-- ITEMS start --

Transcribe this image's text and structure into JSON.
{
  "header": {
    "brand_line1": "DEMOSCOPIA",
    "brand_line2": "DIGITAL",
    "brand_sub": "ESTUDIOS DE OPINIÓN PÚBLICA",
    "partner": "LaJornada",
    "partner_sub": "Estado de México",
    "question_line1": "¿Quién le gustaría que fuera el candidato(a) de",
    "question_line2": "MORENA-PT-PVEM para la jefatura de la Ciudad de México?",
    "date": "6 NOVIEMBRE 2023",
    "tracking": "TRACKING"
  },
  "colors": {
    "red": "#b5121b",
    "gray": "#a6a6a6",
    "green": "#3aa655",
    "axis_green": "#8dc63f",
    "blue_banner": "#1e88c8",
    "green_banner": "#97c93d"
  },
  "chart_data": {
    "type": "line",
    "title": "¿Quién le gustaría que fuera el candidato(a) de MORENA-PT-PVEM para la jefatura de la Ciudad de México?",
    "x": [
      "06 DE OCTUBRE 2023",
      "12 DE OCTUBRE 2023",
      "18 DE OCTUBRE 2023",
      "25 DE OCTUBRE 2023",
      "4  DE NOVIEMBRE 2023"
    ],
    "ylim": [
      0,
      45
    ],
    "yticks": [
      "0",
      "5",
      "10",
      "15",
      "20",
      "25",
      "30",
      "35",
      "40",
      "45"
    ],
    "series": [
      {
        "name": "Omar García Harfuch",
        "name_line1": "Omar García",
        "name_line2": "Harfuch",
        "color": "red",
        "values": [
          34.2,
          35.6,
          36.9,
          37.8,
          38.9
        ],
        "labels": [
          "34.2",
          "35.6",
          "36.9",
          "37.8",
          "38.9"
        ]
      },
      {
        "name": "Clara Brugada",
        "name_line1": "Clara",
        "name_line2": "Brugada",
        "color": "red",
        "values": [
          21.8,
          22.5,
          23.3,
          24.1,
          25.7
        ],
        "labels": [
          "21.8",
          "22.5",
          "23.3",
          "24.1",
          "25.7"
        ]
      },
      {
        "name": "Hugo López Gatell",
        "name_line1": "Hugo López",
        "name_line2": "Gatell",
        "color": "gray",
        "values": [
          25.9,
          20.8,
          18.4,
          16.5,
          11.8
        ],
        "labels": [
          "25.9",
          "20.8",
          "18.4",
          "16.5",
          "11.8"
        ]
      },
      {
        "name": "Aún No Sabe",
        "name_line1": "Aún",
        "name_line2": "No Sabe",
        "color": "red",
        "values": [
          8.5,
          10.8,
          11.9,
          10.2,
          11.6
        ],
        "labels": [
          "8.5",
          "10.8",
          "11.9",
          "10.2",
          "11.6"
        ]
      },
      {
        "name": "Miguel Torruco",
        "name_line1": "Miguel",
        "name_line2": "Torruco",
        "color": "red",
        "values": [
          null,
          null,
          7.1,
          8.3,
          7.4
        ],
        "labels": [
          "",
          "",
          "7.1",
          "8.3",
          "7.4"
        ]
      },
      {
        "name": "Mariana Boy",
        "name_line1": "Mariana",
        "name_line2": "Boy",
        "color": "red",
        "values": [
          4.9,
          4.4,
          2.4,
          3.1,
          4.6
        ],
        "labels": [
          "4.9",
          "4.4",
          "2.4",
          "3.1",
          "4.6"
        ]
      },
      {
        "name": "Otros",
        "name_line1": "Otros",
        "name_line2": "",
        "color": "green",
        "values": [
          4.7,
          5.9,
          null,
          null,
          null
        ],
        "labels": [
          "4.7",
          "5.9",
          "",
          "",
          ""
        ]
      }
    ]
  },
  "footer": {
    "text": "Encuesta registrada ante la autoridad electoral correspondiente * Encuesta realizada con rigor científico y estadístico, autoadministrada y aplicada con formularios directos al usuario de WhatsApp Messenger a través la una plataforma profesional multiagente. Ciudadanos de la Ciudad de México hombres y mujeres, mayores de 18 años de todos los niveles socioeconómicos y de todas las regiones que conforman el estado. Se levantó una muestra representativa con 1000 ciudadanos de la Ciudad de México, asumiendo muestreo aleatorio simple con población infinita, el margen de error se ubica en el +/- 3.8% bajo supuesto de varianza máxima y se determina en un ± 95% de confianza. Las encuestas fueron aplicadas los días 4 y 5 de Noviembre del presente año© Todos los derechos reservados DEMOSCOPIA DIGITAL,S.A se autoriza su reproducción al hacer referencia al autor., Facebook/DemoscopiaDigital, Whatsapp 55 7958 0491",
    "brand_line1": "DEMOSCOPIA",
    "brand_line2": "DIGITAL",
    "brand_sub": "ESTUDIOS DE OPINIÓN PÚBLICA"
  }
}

-- ITEMS end --

§ **BRIEF**
Look for the word "ESTUDIOS" in every line of the listing and copy the lines that have it.

§ **COMPLETE ANSWER**
    "brand_sub": "ESTUDIOS DE OPINIÓN PÚBLICA",
    "brand_sub": "ESTUDIOS DE OPINIÓN PÚBLICA"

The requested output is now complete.